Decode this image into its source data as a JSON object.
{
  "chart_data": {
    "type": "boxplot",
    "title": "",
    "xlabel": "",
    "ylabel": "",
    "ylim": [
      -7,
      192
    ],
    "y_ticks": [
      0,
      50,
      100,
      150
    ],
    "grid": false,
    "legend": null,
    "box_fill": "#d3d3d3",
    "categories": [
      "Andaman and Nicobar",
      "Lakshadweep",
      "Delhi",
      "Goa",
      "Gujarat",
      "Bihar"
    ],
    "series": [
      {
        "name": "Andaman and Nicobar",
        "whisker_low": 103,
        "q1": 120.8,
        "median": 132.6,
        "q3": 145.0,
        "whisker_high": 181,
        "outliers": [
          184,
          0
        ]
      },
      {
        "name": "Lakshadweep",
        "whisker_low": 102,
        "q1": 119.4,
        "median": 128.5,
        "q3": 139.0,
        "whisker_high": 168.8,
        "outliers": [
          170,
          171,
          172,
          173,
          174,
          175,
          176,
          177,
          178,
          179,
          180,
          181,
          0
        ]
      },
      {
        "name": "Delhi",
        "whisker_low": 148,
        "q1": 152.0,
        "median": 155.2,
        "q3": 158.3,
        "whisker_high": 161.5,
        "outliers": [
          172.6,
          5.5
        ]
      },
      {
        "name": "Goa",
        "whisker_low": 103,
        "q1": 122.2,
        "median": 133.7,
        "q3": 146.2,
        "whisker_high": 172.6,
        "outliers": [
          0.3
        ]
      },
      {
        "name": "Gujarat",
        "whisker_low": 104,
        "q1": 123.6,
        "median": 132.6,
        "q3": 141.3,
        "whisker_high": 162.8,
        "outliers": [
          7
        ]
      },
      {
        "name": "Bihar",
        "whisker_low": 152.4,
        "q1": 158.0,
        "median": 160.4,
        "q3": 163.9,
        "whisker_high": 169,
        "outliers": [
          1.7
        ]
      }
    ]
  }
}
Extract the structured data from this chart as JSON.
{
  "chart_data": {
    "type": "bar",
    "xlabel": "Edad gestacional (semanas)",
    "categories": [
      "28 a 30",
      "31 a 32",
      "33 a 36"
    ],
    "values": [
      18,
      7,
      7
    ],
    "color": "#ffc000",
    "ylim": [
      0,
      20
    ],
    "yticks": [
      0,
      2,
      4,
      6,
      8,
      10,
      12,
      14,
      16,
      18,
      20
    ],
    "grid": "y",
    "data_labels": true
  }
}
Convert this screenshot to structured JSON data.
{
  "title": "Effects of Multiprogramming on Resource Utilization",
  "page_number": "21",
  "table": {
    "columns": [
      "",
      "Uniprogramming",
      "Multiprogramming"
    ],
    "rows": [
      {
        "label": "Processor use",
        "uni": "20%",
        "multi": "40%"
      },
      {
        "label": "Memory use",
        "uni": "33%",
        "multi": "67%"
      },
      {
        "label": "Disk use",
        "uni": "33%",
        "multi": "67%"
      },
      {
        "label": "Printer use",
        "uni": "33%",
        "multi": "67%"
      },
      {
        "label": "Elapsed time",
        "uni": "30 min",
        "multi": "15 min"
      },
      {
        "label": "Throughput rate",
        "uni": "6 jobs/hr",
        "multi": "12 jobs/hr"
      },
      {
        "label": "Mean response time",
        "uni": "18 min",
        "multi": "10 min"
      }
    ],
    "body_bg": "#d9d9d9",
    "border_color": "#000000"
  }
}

────────────────────────────────────────

_Exercise objective_
Consider the entries above and return each line with the string "xlabel".

_Answer for the task_
    "xlabel": "",
    "xlabel": "Edad gestacional (semanas)",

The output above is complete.